┌──

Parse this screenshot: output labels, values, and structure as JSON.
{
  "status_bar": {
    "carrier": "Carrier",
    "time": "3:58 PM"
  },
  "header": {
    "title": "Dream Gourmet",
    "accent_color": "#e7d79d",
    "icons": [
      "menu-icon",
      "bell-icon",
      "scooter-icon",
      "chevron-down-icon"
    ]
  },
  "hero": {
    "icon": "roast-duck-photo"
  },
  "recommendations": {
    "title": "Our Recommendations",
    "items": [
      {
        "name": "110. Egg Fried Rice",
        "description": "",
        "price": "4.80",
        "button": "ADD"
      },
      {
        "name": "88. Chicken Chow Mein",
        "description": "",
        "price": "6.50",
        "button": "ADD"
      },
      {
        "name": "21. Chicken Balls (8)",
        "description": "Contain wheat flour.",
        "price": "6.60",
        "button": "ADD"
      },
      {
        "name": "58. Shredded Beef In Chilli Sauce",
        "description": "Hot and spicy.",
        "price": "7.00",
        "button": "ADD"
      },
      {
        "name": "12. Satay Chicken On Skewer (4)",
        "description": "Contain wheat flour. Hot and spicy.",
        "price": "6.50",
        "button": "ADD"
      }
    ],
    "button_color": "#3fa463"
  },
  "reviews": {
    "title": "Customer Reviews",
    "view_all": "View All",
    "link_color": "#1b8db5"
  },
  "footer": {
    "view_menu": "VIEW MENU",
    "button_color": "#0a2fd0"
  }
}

└──

WHAT THE TASK ASKS :: Reproduce each line holding the word "description".

SOLUTION BELOW ::
        "description": "",
        "description": "",
        "description": "Contain wheat flour.",
        "description": "Hot and spicy.",
        "description": "Contain wheat flour. Hot and spicy.",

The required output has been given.